** What you need to do **
Identify each line in the records below that contains the word "関東エリア", and copy it.
-- Start Material provided --
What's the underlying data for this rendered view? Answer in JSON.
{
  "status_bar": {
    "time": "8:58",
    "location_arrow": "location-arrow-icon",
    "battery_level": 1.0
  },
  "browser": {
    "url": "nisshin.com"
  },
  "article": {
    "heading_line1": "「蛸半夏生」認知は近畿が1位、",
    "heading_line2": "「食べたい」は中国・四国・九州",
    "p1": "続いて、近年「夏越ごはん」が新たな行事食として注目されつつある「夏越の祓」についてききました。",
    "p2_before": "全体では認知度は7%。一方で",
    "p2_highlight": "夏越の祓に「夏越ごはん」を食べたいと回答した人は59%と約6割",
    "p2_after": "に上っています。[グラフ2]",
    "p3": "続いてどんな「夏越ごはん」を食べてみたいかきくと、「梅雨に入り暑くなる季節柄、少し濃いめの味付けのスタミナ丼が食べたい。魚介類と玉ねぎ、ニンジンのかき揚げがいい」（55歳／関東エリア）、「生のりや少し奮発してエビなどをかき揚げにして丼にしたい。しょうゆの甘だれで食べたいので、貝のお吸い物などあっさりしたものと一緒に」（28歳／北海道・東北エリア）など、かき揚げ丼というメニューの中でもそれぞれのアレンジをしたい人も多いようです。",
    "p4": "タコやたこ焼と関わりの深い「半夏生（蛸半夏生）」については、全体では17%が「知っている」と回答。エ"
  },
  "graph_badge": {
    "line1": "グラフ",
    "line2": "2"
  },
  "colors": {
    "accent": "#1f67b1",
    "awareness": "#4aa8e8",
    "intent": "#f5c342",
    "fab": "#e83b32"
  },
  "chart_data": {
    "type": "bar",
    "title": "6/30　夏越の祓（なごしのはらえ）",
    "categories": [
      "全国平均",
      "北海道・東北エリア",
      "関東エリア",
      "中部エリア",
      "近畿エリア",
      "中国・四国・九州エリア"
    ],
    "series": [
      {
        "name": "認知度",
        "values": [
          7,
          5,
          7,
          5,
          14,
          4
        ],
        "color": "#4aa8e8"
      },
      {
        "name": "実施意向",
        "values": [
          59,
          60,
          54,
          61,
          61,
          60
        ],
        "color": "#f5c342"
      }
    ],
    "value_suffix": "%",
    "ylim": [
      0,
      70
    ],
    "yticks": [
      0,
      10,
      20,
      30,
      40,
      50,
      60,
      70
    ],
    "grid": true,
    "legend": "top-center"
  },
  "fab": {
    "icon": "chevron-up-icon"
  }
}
-- End Material provided --
** Complete response **
    "p3": "続いてどんな「夏越ごはん」を食べてみたいかきくと、「梅雨に入り暑くなる季節柄、少し濃いめの味付けのスタミナ丼が食べたい。魚介類と玉ねぎ、ニンジンのかき揚げがいい」（55歳／関東エリア）、「生のりや少し奮発してエビなどをかき揚げにして丼にしたい。しょうゆの甘だれで食べたいので、貝のお吸い物などあっさりしたものと一緒に」（28歳／北海道・東北エリア）など、かき揚げ丼というメニューの中でもそれぞれのアレンジをしたい人も多いようです。",
      "関東エリア",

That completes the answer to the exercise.